■ **MATERIAL SHOWN**:
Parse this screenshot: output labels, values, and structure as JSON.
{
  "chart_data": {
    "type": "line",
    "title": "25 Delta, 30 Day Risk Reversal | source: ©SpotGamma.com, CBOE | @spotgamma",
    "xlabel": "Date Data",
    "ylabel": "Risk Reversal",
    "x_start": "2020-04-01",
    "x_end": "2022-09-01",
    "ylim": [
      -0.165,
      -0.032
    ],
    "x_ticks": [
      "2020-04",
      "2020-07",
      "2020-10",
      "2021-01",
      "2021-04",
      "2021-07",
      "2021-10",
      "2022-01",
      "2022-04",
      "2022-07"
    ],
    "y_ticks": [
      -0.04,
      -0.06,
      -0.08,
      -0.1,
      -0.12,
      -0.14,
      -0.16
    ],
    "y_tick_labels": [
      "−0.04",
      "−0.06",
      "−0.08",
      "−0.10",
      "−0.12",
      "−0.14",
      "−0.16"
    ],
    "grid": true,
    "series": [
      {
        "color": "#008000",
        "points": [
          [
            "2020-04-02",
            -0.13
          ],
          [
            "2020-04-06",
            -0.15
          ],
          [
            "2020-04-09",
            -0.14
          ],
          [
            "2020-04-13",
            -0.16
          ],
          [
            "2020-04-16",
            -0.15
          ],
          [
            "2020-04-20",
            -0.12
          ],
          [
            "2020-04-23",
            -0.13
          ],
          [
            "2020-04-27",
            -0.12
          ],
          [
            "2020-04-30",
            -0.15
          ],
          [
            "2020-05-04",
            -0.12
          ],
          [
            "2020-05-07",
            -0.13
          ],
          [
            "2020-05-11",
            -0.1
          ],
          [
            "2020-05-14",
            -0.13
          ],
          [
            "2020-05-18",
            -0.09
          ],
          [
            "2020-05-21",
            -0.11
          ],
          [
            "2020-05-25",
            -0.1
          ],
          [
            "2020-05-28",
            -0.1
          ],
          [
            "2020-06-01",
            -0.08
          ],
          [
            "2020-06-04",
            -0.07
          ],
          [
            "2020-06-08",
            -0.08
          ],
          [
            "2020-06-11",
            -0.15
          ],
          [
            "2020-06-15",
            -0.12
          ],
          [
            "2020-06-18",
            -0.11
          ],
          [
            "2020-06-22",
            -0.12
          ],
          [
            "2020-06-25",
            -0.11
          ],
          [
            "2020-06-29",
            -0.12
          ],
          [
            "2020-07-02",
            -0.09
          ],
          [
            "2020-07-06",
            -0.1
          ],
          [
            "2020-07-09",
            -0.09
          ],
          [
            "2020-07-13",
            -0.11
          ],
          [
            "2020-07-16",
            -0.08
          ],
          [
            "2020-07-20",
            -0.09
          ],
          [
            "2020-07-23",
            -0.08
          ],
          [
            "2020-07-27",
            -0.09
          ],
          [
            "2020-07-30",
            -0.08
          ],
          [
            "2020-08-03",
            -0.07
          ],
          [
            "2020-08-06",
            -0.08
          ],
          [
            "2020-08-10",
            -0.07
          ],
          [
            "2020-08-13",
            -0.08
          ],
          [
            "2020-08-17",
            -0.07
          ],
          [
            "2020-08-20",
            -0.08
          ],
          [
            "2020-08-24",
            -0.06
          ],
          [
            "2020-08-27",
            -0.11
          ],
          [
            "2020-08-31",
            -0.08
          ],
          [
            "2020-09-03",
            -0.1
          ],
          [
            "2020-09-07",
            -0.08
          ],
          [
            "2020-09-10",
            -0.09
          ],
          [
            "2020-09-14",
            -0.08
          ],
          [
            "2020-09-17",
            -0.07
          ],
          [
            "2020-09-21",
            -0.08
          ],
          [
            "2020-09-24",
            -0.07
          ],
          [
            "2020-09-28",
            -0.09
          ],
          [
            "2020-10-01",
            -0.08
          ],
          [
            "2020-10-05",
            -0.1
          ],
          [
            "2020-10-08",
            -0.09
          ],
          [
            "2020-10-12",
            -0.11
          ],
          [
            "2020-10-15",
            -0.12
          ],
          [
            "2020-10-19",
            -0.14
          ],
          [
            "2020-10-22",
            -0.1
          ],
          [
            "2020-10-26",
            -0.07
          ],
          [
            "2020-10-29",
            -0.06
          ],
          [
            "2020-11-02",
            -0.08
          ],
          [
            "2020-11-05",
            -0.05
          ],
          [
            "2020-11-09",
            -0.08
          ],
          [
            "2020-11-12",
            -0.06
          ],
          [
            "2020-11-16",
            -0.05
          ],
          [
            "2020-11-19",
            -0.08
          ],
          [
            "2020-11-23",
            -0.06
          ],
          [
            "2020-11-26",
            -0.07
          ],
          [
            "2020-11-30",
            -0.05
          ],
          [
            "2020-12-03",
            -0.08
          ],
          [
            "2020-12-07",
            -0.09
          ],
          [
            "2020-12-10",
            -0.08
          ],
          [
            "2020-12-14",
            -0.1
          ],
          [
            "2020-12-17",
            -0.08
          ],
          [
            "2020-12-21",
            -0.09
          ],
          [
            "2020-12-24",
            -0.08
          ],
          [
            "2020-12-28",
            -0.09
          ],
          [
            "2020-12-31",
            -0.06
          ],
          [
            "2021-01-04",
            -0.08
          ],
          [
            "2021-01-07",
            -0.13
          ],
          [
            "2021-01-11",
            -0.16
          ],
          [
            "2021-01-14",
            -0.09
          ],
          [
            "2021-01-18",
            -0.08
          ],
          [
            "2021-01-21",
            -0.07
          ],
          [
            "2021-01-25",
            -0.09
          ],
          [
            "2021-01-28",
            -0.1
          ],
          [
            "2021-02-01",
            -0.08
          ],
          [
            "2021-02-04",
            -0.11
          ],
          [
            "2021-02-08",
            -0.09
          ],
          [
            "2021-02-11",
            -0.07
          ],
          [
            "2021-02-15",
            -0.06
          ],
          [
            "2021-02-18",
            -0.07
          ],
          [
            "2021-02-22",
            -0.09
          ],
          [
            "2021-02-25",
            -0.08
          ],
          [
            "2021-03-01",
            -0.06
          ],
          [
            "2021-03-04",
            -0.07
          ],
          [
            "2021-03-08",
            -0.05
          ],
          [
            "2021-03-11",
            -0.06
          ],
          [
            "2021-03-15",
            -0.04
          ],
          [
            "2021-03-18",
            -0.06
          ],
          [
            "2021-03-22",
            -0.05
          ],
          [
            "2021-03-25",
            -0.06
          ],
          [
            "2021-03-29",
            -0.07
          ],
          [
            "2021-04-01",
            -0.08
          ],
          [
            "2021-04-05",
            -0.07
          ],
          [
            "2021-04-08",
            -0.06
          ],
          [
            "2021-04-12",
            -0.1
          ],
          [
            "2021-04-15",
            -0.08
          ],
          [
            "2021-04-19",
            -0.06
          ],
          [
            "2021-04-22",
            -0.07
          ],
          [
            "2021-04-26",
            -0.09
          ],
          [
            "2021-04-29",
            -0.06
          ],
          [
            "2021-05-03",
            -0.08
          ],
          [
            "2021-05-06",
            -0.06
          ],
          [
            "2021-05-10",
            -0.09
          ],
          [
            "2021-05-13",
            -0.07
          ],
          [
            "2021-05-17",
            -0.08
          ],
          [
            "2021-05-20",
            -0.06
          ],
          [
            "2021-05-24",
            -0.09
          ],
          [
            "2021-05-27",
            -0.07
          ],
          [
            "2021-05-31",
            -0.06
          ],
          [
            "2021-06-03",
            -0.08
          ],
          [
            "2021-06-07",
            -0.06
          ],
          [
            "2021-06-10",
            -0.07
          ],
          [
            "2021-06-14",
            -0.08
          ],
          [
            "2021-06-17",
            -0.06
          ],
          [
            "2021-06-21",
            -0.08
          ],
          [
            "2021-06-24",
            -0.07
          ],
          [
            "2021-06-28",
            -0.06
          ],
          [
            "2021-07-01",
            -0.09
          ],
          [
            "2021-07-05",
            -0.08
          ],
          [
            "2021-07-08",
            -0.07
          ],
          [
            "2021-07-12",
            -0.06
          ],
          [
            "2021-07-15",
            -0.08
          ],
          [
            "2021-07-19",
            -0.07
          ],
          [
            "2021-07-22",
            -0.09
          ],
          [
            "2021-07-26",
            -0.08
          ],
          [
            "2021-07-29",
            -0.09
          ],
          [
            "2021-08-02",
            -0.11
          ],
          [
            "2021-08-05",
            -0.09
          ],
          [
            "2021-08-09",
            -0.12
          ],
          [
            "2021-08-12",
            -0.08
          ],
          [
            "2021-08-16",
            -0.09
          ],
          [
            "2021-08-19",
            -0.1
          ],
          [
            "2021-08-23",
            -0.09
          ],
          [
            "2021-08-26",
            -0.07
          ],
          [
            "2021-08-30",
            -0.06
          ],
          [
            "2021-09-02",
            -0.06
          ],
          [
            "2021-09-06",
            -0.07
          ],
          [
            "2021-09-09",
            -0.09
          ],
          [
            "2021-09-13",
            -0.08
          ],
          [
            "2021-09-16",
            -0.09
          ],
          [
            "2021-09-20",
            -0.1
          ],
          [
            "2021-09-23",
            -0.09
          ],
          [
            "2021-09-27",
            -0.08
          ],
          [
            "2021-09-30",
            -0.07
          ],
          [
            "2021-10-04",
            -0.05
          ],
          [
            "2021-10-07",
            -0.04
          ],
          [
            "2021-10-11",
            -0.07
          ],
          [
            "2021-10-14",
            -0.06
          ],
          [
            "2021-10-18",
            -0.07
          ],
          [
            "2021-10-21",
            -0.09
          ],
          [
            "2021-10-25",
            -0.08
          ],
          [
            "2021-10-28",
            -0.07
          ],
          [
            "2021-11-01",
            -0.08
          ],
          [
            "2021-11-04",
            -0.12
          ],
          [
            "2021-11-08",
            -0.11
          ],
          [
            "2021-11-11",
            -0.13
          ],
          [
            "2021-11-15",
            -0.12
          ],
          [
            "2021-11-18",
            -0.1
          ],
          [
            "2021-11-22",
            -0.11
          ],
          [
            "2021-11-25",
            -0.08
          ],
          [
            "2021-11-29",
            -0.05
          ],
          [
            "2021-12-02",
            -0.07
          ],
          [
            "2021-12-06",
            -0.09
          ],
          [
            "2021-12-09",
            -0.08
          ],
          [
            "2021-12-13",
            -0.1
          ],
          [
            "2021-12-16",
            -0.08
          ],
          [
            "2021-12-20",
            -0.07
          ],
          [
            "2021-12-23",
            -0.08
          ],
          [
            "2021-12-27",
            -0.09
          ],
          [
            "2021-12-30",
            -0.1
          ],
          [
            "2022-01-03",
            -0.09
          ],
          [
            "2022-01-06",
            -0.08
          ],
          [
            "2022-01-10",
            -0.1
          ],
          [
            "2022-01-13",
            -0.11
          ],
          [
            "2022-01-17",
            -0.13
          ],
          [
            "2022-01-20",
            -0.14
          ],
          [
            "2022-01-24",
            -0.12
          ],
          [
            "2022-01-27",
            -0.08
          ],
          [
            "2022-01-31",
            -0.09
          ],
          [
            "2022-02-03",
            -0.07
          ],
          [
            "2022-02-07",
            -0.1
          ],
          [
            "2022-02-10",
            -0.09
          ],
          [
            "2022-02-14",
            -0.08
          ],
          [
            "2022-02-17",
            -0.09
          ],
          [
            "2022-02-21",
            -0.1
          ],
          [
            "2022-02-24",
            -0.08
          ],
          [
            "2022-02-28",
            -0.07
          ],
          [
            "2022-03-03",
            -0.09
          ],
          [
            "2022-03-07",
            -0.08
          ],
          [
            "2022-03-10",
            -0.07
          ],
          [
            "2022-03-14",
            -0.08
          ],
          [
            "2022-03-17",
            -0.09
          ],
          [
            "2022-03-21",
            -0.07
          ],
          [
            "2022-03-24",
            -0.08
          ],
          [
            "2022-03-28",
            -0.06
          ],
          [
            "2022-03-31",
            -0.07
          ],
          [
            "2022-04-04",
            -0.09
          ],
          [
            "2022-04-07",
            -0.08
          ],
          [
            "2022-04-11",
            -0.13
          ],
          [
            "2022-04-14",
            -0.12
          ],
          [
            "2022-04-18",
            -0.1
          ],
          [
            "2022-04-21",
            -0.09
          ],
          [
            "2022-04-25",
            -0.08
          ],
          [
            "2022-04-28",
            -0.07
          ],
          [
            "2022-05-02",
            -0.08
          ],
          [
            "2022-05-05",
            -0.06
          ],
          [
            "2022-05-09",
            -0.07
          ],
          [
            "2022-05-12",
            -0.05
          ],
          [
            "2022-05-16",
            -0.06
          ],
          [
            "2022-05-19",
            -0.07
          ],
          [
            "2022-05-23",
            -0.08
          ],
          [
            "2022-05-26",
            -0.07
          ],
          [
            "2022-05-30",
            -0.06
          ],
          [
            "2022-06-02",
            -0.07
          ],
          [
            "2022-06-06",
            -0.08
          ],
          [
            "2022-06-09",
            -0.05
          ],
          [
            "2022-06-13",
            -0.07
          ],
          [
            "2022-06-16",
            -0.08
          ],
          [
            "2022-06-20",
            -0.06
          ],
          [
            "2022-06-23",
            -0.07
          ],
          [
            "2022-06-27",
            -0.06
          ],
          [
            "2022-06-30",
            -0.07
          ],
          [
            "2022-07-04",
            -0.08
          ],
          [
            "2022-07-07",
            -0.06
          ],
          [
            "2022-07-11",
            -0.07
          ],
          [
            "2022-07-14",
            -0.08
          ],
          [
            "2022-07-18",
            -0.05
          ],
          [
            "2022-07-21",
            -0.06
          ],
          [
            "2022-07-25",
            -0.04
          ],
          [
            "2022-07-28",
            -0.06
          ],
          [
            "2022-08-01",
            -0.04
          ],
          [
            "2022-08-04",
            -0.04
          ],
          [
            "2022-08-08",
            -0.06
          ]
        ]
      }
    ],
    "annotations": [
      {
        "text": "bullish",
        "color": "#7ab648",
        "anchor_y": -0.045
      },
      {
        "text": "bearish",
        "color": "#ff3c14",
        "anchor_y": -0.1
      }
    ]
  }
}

■ **PROBLEM TO WORK ON**: Where a line holds "color", copy that line.

■ **TASK ANSWER**:
        "color": "#008000",
        "color": "#7ab648",
        "color": "#ff3c14",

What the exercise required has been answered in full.